● WORK REQUIRED:
Go through the records and copy each line where the word "JSON" occurs.
:: RECORDS FOR THIS TASK ::
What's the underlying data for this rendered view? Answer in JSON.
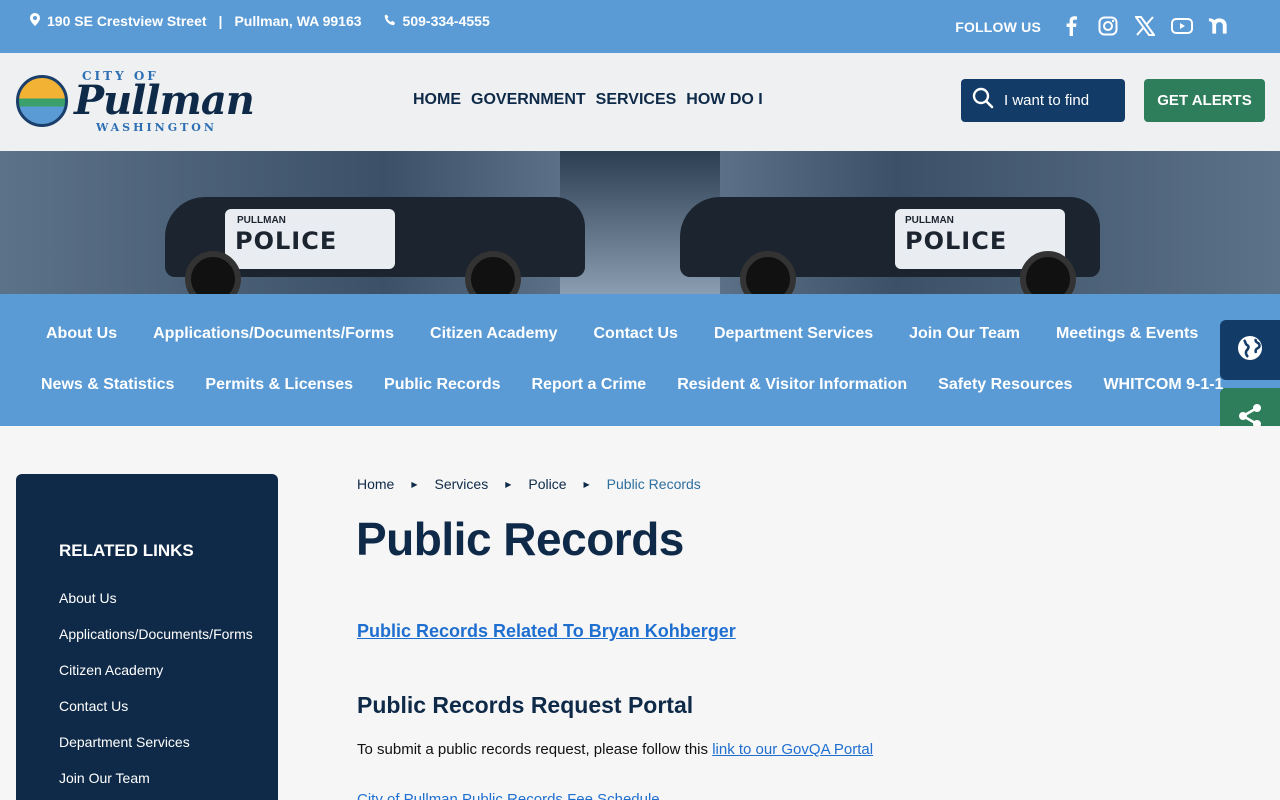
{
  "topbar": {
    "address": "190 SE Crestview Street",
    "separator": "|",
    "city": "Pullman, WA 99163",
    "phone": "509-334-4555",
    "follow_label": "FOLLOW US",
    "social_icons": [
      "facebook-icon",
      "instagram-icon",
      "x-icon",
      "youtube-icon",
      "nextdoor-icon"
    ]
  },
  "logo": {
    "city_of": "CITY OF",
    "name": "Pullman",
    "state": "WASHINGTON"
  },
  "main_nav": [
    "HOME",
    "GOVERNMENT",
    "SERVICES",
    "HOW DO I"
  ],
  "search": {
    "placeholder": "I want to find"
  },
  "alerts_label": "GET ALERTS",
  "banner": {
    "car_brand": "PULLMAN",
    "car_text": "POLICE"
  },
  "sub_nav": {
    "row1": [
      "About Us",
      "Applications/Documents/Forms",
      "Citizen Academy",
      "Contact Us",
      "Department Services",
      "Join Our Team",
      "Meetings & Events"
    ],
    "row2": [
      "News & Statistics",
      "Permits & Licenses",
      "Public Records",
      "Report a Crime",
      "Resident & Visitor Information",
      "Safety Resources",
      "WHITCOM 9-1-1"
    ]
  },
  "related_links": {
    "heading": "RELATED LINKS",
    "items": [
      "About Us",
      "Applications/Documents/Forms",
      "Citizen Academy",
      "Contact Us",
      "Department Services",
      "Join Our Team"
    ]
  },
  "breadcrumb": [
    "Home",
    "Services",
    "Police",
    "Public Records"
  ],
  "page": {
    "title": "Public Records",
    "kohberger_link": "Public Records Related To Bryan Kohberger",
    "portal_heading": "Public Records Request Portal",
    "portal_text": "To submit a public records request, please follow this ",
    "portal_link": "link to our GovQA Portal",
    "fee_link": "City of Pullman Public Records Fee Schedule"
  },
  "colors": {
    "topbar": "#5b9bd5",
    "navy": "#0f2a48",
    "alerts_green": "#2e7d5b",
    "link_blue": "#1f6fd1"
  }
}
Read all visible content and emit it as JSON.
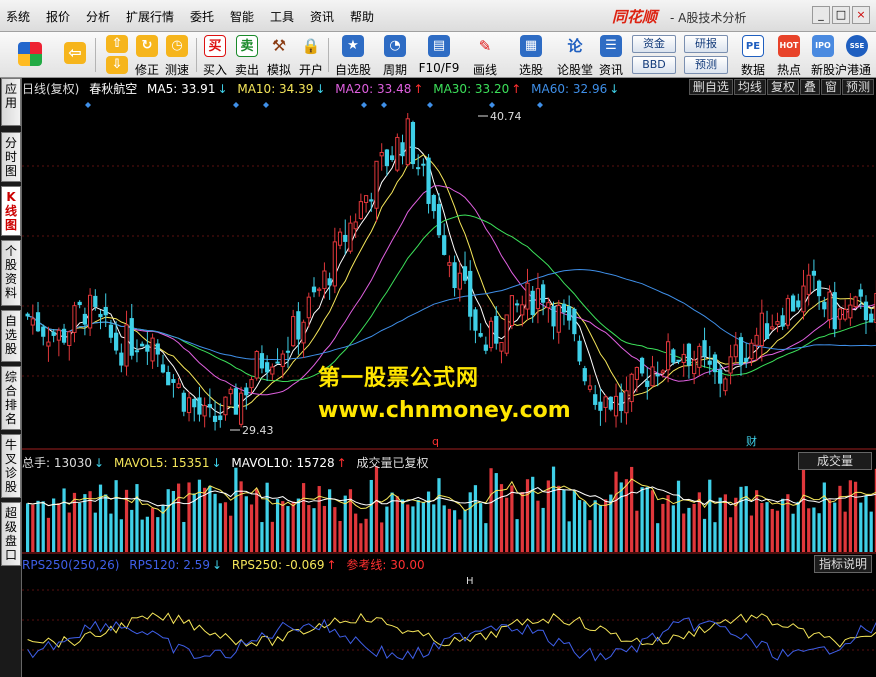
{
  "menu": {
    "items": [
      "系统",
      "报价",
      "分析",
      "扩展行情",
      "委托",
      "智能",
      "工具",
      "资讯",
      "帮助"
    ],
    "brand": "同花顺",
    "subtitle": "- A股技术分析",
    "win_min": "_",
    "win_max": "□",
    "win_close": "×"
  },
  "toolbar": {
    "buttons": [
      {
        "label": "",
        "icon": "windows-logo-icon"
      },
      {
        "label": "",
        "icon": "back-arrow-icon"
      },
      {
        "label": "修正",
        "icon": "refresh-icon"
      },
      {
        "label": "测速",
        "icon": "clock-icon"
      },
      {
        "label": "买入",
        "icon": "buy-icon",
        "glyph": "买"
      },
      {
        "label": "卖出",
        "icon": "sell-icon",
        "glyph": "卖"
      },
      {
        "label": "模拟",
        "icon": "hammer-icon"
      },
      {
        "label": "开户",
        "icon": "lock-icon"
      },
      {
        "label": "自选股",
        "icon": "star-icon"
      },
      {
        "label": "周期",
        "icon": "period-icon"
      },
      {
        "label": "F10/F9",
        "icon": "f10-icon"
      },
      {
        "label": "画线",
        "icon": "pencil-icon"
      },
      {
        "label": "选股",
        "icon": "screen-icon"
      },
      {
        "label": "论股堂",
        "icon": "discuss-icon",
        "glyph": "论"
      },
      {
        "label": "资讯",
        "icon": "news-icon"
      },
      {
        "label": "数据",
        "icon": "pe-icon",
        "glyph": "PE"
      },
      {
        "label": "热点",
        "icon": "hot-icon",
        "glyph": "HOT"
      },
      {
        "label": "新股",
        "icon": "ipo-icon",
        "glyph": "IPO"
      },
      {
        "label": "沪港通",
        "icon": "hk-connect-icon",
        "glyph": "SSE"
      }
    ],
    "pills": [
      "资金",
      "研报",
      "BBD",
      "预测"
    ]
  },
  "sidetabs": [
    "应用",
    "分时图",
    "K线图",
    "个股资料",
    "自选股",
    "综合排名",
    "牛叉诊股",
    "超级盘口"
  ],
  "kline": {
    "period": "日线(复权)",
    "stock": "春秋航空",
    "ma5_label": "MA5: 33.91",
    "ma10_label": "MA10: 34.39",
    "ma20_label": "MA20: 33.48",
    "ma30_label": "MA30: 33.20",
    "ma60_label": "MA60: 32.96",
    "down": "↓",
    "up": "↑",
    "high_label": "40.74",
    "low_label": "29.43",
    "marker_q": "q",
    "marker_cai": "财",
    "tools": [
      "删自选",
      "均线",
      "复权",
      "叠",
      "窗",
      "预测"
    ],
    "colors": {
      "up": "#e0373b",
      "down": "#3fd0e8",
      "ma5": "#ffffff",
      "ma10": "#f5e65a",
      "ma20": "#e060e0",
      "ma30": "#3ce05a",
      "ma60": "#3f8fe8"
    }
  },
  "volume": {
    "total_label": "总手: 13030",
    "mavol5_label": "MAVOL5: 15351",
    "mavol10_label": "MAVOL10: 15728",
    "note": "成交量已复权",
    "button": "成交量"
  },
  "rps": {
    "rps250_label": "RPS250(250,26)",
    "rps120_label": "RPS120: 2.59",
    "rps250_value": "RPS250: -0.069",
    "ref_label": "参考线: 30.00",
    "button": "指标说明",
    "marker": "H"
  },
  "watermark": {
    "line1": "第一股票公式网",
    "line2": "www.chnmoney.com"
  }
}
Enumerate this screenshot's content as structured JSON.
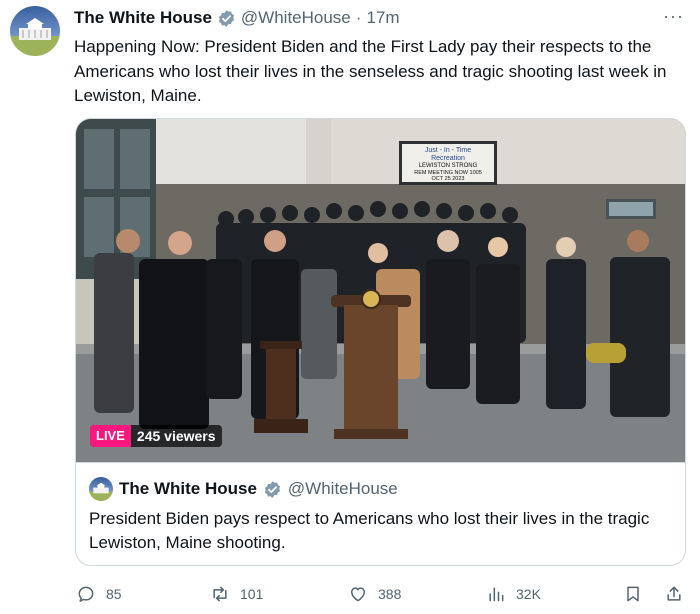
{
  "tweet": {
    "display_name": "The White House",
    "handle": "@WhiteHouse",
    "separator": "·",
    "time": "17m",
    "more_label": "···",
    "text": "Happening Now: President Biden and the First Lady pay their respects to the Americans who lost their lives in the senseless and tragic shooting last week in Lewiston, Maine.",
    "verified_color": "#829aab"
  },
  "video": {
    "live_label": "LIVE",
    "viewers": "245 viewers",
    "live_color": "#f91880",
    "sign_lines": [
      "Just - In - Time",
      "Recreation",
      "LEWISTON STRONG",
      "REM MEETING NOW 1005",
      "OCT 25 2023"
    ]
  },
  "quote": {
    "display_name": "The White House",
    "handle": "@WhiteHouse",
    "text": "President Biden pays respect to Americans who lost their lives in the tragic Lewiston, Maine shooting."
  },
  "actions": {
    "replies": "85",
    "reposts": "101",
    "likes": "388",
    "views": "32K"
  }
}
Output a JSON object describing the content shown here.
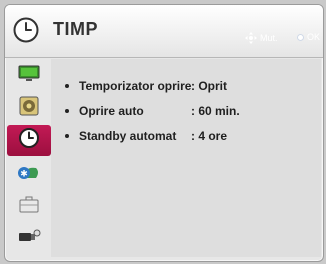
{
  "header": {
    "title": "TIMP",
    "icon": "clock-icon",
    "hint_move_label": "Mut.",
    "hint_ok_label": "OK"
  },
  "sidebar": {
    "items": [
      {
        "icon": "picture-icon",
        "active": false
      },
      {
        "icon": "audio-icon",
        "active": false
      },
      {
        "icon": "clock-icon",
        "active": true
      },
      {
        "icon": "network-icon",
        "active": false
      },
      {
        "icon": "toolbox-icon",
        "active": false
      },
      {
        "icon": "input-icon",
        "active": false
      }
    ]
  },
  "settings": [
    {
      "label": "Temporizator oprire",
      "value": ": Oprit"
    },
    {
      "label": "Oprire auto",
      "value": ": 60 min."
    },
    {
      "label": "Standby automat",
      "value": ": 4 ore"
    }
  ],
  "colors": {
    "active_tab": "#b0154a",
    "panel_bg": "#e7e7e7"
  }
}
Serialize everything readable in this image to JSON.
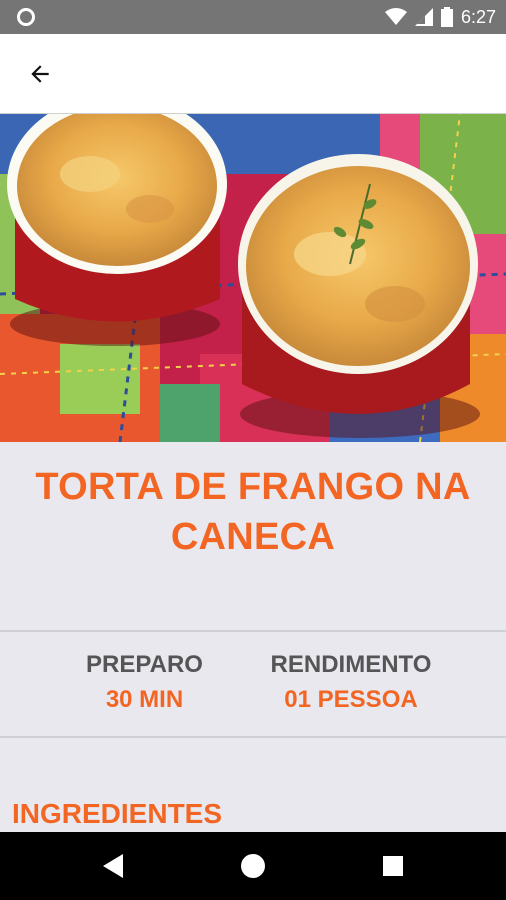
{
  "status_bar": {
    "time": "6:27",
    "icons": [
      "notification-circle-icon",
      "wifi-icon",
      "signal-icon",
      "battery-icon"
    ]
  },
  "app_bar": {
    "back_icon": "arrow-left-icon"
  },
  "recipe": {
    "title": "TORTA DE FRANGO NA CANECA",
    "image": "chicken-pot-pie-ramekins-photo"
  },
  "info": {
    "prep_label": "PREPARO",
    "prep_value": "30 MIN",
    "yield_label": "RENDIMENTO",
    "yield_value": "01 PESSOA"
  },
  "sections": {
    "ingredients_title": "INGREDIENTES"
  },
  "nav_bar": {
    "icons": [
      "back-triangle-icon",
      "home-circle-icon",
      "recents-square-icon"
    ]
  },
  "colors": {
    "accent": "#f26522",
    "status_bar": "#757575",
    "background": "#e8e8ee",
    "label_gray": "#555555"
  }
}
:::
● RESPONSE FOR THIS EXERCISE:
What's the underlying data for this rendered view? Answer in JSON.
Read all visible content and emit it as JSON.
Enumerate this screenshot's content as structured JSON.
Output a JSON object describing the content shown here.
Serialize everything readable in this image to JSON.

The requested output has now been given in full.